# EXERCISE AIM
Copy the stretch of the thread on curved stone wall guides from "## superseal (Feb" through "(Feb 11, 2005)", swapping "walkways" for "patios" throughout.

# ARTICLE
++++++++++
# Curved stone wall guides



## Captainsls (Nov 8, 2007)

If anyone can suggest their methods for setting up radius/batter guides for curved stonewalls, I’d love to hear. I know a lot of guys just work by eye and a level, but I’m not there yet :no:
In the past I’ve used ½” pvc on stakes. I’m also toying with running a dry course of 6” block at the base to define my radius and just abandon it in the center of the wall. Any other tips/suggestions?


----------



## GettingBy (Aug 19, 2010)

Many recent posts on this subject
http://mathworld.wolfram.com/CircularSegment.html


----------



## Captainsls (Nov 8, 2007)

GettingBy said:


> Many recent posts on this subject
> http://mathworld.wolfram.com/CircularSegment.html


Perhaps I didn’t phrase my question correctly. I know how to mathematically obtain a radius. I'm looking for methods/materials used to create radius guides to build my wall. ie/ strip cut luan, pvc, etc...


----------



## CJKarl (Nov 21, 2006)

I would lay the base perfectly out of block or concrete then just plumb up with a 4 footer. Do many that way. On lower stuff like curbing I have used a long furring strip anchored to the center point and just move it along with the work.


----------



## JBM (Mar 31, 2011)

I set up a series of re rod with a line. Eye ball it round-er  Or set up a control point and hammer a piece of wood into it do you can make a "radius checker gizmo" !


----------



## superseal (Feb 4, 2009)

I use 50 ft Goodyear rubber hoses and cut strips of luan or 1/4 ply for forms for radius walkways - most times just skip the hose and use the strips.


----------



## lukachuki (Feb 11, 2005)

superseal said:


> I use 50 ft Goodyear rubber hoses and cut strips of luan or 1/4 ply for forms for radius walkways - most times just skip the hose and use the strips.


yeah we rip 4" strips of luan butted and scabbed and then set to whatever curve we want......might be able to use that as a guide.


----------



## Captainsls (Nov 8, 2007)

Thanks for all the suggestions. I think I'll try to plum off a course of block and then use the 1/4 ply at the height of the cap.:thumbsup:


----------



## artisanstone (Nov 27, 2007)

It's good to have a whole bag of tricks.

Our last job, we had to build a double sided radius wall 9' tall. Radius=8'. I set up a story pole at the center, and ran a trammel rod with the inside and outside marked on it. We moved the rod up the pole as we went. The only downside was only two people could work (one in and one out), and the trammel got in our way some. But the wall ended up plumb, and we could scribe and cut longer stones to the radius.

Our current job is a 6' tall cast retaining wall with a varying (and serpentine radius. We measured our bed depth of the wall, and smoothed it by eye. Now, we have to continue the stone as a double faced wall for about 2' above grade. I will set up a pvc guide attached to stakes. This will be spaced 2' away from the wall on the upper side. We can just take measurements off this to get everything right.


----------



## stonecutter (May 13, 2010)

If you are building a radius on a stonewall that has a batter on it you could use a level and attach a 2 x4" (or something similar) that is set to the desired pitch. As you lay stone, hold the level plumb and on your radius line at the base. The pitch on the batter board will guide your stone setting.Then you can eye along the board to check the placement of the stone and make adjustments accordingly. It is a pretty foolproof way to maintain a batter through a radius and avoid cluttering up your space with extra stakes or string line until you get the hang of doing it by eye...and even then it is still good to check the batter with a consistant method.


----------
++++++++++
# DATASET EXCERPT
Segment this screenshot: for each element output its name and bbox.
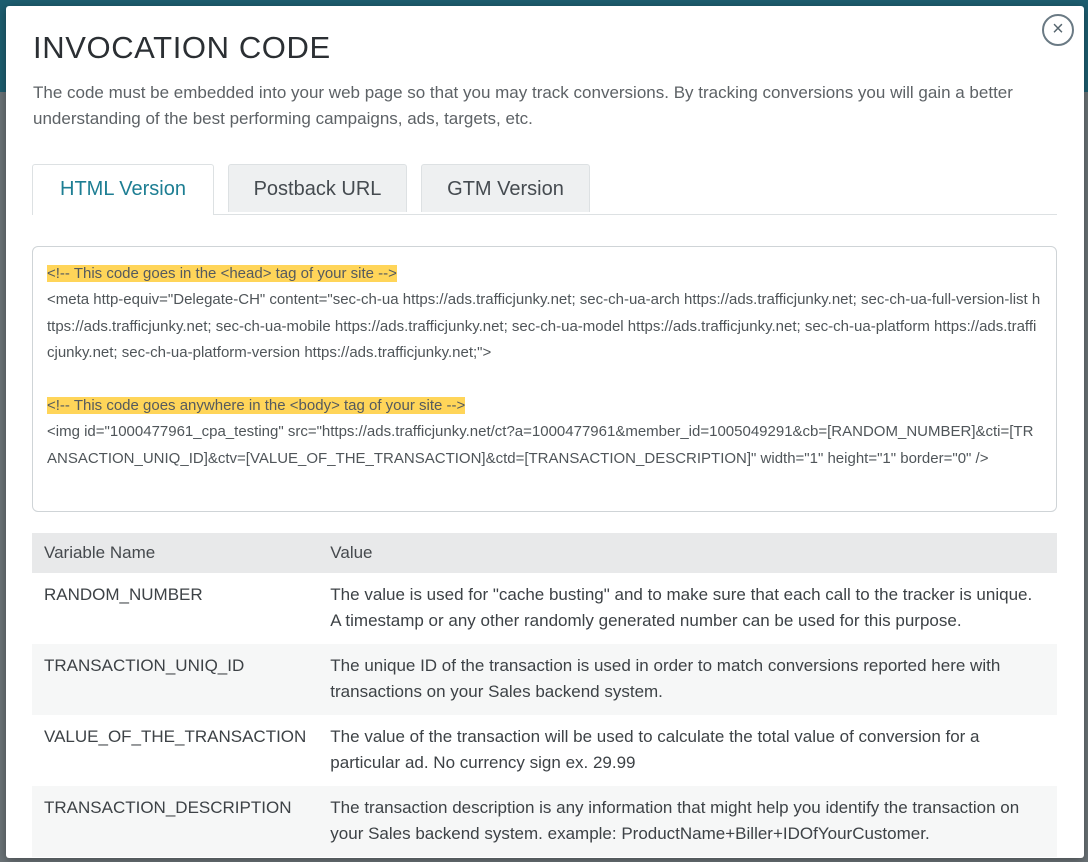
++++++++++
# CORRECT RESPONSE
## superseal (Feb 4, 2009)

I use 50 ft Goodyear rubber hoses and cut strips of luan or 1/4 ply for forms for radius patios - most times just skip the hose and use the strips.


----------



## lukachuki (Feb 11, 2005)